*WHAT TO WORK ON:*
Reproduce the lines from the first line up to and including the line that contains "equation-number: text (7.1)", substituting "bounding box" for "bbox" and leaving everything else unchanged.
++++ EXTRACTED DATA
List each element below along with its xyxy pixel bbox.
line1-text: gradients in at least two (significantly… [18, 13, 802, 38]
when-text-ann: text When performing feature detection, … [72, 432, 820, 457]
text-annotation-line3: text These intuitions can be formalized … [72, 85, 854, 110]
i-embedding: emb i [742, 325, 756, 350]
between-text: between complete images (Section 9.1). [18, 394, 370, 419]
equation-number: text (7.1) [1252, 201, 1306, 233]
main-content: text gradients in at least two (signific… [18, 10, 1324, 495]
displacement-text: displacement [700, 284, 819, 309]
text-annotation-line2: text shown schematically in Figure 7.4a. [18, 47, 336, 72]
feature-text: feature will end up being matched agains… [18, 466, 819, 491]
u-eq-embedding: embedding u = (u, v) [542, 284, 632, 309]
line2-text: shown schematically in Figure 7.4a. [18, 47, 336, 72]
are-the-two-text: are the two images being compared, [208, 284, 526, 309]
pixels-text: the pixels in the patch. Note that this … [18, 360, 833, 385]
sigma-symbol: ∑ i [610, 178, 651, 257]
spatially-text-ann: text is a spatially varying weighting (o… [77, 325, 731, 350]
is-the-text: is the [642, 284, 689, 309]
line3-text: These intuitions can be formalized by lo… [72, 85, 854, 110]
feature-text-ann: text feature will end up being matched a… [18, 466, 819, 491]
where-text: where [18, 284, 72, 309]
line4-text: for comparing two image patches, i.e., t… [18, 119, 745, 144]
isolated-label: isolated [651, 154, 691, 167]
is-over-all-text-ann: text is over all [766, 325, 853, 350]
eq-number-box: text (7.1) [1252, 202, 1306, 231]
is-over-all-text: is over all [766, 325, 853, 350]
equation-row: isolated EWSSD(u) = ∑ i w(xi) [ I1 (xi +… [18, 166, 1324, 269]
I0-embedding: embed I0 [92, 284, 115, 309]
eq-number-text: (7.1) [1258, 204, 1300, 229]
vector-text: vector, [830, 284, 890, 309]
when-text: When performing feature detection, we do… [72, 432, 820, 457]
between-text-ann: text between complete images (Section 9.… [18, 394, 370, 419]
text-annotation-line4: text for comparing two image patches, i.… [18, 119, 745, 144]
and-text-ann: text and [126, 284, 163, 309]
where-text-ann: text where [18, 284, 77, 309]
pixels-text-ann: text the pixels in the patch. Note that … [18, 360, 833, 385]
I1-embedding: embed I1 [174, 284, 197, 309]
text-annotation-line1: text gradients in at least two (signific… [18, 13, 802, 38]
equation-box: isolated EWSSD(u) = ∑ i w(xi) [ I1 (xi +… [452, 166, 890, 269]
++++++++
*THE SOLUTION:*
List each element below along with its xyxy pixel bounding box.
line1-text: gradients in at least two (significantly… [18, 13, 802, 38]
when-text-ann: text When performing feature detection, … [72, 432, 820, 457]
text-annotation-line3: text These intuitions can be formalized … [72, 85, 854, 110]
i-embedding: emb i [742, 325, 756, 350]
between-text: between complete images (Section 9.1). [18, 394, 370, 419]
equation-number: text (7.1) [1252, 201, 1306, 233]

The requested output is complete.